## WHAT THIS TASK INVOLVES
When a line in the data below includes "Masks", pick it out and copy it.

━━━

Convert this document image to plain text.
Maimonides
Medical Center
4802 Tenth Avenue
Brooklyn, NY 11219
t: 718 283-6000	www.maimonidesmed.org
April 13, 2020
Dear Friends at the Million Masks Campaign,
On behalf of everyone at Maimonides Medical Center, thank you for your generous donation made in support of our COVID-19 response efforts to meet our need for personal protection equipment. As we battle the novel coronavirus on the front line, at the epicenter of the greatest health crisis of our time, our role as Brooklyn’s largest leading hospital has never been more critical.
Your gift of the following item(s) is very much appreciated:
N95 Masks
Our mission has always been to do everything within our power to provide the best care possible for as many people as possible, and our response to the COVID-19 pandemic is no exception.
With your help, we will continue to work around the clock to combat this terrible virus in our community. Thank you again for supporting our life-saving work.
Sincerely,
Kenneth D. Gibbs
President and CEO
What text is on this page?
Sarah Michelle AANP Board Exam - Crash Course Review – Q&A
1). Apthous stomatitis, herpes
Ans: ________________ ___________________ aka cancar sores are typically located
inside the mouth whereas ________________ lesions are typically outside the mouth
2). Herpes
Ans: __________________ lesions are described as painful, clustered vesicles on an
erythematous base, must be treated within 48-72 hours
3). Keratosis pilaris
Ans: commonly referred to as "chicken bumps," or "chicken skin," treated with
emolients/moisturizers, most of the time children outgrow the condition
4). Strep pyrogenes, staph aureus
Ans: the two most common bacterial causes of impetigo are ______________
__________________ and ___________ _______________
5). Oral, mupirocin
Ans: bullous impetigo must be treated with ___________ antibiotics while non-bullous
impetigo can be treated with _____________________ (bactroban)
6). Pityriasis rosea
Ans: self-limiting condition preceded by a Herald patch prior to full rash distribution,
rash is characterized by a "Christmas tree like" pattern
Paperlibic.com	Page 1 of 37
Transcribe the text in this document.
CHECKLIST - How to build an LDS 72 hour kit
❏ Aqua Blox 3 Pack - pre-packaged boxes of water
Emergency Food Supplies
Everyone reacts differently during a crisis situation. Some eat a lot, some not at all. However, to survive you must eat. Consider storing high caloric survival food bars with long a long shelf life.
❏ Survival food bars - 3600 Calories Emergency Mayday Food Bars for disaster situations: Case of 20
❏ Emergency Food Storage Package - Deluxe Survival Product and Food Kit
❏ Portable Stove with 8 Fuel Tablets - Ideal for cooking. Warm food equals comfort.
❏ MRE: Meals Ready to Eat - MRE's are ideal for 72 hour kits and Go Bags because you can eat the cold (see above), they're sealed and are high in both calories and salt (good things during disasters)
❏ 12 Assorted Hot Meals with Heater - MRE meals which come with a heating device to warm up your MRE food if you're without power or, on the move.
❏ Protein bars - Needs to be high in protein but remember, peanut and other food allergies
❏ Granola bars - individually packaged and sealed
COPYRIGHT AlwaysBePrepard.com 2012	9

━━━

## FINISHED TASK
Dear Friends at the Million Masks Campaign,
N95 Masks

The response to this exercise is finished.